OBJECTIVE — Rename "trend-arrow-line" to "trend-line" in the lines from the first one through the line containing "chart-symbol-period: CNA50_2112,H1 (14, 3, 83, 13)", and return those lines with nothing else changed.

==== GIVEN RECORDS

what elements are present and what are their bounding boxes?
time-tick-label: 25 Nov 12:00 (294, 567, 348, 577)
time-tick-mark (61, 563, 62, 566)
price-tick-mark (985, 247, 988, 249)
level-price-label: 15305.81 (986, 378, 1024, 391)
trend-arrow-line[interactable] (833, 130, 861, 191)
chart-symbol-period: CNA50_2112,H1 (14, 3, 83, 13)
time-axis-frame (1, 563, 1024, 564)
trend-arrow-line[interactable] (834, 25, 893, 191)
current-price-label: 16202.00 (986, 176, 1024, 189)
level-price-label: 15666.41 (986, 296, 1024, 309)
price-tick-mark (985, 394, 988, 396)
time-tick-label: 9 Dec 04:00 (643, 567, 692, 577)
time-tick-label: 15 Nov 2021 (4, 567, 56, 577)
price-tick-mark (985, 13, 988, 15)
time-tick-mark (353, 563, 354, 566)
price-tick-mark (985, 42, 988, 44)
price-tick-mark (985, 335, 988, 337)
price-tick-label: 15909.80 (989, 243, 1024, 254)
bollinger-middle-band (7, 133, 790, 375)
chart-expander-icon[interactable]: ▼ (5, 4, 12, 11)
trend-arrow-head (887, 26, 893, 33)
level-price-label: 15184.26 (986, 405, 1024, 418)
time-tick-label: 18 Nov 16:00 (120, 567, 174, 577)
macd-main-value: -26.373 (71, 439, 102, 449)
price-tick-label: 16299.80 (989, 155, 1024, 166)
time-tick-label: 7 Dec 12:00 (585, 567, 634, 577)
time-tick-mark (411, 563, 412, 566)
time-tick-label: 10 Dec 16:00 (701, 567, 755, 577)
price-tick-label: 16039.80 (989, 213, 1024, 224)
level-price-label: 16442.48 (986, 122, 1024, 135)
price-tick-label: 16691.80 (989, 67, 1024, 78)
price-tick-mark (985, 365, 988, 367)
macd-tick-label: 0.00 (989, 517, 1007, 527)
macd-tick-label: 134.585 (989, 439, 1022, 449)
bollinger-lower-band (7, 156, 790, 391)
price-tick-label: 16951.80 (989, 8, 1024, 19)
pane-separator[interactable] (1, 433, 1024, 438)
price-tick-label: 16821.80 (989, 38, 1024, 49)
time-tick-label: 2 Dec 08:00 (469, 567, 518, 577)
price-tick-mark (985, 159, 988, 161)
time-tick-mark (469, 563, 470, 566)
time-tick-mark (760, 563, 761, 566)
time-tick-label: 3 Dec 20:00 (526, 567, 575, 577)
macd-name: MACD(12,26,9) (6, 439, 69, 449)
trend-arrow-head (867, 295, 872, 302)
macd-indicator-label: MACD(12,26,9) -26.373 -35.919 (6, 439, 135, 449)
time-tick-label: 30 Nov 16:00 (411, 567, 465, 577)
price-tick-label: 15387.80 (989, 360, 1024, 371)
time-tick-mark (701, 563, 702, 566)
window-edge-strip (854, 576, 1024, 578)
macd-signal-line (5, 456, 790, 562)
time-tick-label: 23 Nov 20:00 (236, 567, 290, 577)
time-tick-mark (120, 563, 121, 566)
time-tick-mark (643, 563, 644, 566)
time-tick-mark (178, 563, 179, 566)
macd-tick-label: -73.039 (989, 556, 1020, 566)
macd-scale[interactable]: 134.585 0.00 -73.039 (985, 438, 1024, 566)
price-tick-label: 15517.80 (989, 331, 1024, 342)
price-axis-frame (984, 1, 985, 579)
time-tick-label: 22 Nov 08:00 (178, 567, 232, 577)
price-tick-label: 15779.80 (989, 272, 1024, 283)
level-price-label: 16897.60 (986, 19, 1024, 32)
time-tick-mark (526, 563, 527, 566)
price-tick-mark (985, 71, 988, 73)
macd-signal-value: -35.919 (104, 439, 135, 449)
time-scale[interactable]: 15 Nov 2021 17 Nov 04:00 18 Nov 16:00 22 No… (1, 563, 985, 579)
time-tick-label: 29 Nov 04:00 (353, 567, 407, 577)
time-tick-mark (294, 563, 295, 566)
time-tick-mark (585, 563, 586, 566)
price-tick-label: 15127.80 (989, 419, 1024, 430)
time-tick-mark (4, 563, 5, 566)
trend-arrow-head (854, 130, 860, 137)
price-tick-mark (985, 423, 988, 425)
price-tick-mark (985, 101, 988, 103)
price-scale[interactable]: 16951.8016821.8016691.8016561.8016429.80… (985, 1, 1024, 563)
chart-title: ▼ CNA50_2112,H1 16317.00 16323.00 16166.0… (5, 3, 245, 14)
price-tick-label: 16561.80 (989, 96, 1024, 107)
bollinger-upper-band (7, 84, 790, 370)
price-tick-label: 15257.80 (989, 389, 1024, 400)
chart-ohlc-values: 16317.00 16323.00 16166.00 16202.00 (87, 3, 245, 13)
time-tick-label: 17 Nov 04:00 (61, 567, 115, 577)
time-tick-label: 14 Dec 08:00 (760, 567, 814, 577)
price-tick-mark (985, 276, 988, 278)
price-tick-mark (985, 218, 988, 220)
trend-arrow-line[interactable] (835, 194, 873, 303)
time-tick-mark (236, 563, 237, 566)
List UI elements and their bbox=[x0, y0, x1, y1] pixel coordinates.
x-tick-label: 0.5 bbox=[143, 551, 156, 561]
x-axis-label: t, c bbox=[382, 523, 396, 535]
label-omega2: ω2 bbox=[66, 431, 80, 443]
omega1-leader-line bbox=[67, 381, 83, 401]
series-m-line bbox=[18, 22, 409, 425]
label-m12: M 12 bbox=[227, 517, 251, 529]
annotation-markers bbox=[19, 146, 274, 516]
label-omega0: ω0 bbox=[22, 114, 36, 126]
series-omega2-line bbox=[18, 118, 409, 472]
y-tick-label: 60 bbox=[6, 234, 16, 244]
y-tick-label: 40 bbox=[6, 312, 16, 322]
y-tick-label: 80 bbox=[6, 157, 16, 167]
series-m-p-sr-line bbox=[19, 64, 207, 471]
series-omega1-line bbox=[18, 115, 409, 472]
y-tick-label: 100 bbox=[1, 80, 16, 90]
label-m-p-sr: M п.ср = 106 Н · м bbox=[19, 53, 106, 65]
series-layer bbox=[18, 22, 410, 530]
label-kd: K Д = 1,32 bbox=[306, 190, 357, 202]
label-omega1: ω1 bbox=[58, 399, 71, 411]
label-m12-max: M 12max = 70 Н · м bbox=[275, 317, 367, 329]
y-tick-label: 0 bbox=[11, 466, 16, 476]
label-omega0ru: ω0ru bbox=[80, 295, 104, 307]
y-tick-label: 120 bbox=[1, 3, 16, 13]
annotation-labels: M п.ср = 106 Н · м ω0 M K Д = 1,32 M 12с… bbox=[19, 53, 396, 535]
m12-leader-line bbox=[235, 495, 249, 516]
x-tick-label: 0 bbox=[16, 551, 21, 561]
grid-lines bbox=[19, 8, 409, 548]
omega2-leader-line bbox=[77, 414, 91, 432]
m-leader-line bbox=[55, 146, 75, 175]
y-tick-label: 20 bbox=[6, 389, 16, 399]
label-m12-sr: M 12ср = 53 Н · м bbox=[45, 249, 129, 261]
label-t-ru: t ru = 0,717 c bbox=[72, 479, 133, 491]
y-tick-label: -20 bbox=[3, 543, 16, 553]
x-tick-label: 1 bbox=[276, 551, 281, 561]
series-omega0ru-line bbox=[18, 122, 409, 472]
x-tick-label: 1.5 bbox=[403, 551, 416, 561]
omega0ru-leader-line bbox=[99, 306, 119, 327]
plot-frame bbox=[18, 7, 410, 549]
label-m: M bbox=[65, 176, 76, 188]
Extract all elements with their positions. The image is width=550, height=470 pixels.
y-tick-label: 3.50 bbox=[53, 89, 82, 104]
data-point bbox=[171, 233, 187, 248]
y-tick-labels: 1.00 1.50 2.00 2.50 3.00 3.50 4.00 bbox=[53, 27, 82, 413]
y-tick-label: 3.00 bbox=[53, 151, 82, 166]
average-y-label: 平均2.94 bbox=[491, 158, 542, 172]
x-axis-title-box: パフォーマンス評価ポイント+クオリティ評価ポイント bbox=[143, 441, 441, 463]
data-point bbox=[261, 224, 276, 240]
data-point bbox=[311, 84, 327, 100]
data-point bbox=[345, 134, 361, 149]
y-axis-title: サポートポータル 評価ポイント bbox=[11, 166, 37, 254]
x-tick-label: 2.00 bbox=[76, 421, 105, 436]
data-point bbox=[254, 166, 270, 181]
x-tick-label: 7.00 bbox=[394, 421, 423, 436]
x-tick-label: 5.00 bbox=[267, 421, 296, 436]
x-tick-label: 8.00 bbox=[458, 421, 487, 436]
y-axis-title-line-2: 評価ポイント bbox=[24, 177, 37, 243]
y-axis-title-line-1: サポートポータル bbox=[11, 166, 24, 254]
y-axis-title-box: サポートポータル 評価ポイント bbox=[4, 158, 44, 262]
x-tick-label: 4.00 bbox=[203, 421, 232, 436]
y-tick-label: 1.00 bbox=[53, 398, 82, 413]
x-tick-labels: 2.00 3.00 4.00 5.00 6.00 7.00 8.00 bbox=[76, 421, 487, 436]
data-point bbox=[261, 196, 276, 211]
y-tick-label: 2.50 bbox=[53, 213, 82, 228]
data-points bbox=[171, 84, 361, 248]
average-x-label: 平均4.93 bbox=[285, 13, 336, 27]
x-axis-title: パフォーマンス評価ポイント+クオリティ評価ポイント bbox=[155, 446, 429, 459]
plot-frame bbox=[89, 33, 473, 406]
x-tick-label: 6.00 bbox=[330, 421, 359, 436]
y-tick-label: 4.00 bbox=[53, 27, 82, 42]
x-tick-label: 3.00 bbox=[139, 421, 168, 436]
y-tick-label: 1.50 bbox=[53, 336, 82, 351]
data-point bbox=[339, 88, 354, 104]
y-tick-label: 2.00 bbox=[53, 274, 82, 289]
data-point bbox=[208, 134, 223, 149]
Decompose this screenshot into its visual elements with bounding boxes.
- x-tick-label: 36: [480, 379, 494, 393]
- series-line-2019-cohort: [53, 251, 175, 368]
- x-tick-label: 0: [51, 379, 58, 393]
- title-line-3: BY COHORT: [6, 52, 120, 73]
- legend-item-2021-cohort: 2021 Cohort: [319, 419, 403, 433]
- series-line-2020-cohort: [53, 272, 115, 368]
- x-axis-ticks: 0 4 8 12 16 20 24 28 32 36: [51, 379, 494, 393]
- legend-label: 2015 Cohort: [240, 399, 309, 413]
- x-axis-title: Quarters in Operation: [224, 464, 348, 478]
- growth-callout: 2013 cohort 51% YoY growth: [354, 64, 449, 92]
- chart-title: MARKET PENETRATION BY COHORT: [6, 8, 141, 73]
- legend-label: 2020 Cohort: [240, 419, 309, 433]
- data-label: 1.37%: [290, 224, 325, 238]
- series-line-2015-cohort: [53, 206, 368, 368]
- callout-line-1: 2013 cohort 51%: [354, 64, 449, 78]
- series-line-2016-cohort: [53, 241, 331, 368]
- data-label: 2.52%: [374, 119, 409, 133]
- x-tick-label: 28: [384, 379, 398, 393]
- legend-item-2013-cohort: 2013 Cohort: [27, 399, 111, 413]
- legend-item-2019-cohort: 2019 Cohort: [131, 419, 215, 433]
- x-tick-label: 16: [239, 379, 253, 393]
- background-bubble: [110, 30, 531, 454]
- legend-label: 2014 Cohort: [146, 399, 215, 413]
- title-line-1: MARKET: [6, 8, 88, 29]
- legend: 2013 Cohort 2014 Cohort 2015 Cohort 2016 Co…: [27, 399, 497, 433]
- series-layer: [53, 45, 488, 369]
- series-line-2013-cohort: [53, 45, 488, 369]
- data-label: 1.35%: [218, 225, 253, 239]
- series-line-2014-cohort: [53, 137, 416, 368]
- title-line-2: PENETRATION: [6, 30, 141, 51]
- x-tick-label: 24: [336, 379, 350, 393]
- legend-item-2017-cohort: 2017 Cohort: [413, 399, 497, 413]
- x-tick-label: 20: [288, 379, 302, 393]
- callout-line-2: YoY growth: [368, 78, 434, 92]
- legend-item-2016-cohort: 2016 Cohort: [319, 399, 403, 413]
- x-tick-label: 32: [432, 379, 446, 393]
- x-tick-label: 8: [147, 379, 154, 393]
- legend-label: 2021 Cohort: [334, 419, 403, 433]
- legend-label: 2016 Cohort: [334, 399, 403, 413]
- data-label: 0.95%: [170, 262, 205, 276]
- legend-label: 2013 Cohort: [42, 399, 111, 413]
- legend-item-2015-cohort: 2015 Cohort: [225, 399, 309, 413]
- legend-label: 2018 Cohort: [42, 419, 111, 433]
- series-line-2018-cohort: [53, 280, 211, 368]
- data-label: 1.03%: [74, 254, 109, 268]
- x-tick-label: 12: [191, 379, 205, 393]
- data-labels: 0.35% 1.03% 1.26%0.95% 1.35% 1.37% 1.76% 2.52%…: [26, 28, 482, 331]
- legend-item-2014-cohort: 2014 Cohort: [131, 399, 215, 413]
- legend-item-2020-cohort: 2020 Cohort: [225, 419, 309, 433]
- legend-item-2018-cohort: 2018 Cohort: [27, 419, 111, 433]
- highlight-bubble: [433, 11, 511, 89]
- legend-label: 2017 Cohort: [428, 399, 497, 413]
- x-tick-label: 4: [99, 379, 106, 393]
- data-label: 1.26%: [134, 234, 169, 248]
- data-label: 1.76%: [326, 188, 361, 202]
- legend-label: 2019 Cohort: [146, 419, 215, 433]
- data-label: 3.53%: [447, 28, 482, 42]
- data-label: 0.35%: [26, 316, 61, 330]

========

EXERCISE SOLUTION —
what elements are present and what are their bounding boxes?
time-tick-label: 25 Nov 12:00 (294, 567, 348, 577)
time-tick-mark (61, 563, 62, 566)
price-tick-mark (985, 247, 988, 249)
level-price-label: 15305.81 (986, 378, 1024, 391)
trend-line[interactable] (833, 130, 861, 191)
chart-symbol-period: CNA50_2112,H1 (14, 3, 83, 13)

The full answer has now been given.